**DO THIS:** Copy every entry exactly.

**RECORDS FOR THIS TASK:**
** Begin **

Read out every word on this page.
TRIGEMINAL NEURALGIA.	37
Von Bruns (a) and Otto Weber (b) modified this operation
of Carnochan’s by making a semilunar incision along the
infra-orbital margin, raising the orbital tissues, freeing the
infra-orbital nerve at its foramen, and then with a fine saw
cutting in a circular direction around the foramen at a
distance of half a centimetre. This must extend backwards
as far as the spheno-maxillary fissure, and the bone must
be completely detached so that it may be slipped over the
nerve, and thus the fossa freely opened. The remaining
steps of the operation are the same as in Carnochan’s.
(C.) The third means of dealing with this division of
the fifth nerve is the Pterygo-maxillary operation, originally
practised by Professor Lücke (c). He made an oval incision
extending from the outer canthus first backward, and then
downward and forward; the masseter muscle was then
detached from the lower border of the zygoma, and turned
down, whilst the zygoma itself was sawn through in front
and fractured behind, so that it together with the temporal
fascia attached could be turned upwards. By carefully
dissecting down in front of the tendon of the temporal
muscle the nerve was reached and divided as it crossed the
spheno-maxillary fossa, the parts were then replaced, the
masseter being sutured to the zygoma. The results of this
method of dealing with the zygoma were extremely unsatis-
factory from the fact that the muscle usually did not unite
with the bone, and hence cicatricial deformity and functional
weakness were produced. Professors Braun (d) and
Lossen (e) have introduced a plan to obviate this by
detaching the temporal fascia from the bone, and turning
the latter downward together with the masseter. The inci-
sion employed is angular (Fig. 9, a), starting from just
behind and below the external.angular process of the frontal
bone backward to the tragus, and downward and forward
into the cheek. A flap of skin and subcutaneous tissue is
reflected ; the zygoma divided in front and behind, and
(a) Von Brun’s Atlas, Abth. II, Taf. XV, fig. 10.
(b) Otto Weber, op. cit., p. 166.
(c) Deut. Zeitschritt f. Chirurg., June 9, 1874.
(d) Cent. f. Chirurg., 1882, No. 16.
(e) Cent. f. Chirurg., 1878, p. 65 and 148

** End **

**COMPLETE OUTPUT:**
Read out every word on this page.
TRIGEMINAL NEURALGIA.	37
Von Bruns (a) and Otto Weber (b) modified this operation
of Carnochan’s by making a semilunar incision along the
infra-orbital margin, raising the orbital tissues, freeing the
infra-orbital nerve at its foramen, and then with a fine saw
cutting in a circular direction around the foramen at a
distance of half a centimetre. This must extend backwards
as far as the spheno-maxillary fissure, and the bone must
be completely detached so that it may be slipped over the
nerve, and thus the fossa freely opened. The remaining
steps of the operation are the same as in Carnochan’s.
(C.) The third means of dealing with this division of
the fifth nerve is the Pterygo-maxillary operation, originally
practised by Professor Lücke (c). He made an oval incision
extending from the outer canthus first backward, and then
downward and forward; the masseter muscle was then
detached from the lower border of the zygoma, and turned
down, whilst the zygoma itself was sawn through in front
and fractured behind, so that it together with the temporal
fascia attached could be turned upwards. By carefully
dissecting down in front of the tendon of the temporal
muscle the nerve was reached and divided as it crossed the
spheno-maxillary fossa, the parts were then replaced, the
masseter being sutured to the zygoma. The results of this
method of dealing with the zygoma were extremely unsatis-
factory from the fact that the muscle usually did not unite
with the bone, and hence cicatricial deformity and functional
weakness were produced. Professors Braun (d) and
Lossen (e) have introduced a plan to obviate this by
detaching the temporal fascia from the bone, and turning
the latter downward together with the masseter. The inci-
sion employed is angular (Fig. 9, a), starting from just
behind and below the external.angular process of the frontal
bone backward to the tragus, and downward and forward
into the cheek. A flap of skin and subcutaneous tissue is
reflected ; the zygoma divided in front and behind, and
(a) Von Brun’s Atlas, Abth. II, Taf. XV, fig. 10.
(b) Otto Weber, op. cit., p. 166.
(c) Deut. Zeitschritt f. Chirurg., June 9, 1874.
(d) Cent. f. Chirurg., 1882, No. 16.
(e) Cent. f. Chirurg., 1878, p. 65 and 148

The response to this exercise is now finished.